Records from a data source:
-- BEGIN --

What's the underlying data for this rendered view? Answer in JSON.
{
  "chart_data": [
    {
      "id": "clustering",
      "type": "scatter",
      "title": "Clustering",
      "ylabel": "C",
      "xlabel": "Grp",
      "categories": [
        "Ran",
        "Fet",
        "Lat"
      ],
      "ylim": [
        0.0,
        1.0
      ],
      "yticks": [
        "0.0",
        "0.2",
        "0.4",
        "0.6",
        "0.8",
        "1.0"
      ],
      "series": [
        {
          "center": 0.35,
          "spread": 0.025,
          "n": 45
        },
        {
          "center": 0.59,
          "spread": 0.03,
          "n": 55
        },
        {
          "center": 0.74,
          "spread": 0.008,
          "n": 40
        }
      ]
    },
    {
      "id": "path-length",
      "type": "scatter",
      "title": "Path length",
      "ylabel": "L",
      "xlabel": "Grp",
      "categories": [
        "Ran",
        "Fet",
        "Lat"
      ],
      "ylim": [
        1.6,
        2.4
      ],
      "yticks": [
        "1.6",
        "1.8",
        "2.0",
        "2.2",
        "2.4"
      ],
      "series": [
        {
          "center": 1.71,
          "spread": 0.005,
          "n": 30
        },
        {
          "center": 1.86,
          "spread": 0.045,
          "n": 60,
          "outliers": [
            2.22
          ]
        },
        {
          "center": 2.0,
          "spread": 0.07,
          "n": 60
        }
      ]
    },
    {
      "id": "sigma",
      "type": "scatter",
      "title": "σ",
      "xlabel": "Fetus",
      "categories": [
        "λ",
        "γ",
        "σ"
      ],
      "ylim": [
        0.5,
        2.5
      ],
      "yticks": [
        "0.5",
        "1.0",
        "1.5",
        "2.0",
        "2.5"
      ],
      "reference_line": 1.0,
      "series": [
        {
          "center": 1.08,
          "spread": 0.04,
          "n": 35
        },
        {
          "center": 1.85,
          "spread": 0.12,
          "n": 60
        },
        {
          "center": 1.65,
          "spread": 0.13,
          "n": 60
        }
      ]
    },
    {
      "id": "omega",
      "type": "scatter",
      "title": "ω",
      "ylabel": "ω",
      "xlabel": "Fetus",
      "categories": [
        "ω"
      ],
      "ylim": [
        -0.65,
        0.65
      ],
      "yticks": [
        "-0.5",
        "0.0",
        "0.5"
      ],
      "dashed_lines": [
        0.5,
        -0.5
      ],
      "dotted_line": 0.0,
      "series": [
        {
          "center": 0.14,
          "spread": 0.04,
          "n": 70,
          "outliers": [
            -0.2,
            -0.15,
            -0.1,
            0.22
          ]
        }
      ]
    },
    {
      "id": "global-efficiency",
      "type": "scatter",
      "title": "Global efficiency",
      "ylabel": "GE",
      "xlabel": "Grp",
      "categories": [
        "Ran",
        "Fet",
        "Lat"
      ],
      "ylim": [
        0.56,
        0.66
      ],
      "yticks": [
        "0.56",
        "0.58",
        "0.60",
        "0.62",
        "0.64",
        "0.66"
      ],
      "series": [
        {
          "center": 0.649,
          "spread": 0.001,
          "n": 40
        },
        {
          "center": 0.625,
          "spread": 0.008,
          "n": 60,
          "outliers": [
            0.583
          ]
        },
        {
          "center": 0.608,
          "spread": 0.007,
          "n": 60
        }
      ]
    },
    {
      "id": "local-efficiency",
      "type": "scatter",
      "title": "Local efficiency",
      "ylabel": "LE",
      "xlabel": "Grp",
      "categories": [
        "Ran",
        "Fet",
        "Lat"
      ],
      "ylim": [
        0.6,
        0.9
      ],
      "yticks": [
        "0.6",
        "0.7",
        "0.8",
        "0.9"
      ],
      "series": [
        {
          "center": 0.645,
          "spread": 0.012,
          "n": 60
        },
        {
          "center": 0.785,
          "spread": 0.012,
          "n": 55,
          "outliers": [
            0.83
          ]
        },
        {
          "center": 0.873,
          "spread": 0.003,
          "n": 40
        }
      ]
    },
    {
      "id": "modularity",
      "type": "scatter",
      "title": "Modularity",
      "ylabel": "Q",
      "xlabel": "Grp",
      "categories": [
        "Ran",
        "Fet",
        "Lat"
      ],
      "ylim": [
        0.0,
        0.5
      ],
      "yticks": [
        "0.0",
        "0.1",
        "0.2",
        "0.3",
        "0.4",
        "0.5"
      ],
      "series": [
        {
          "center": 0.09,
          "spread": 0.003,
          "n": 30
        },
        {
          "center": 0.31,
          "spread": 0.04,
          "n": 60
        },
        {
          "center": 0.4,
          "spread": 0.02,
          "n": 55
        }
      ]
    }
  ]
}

-- END --

- _Stated goal_
State only the count of lines above that hold the string "ylabel".

- _Correct output_
6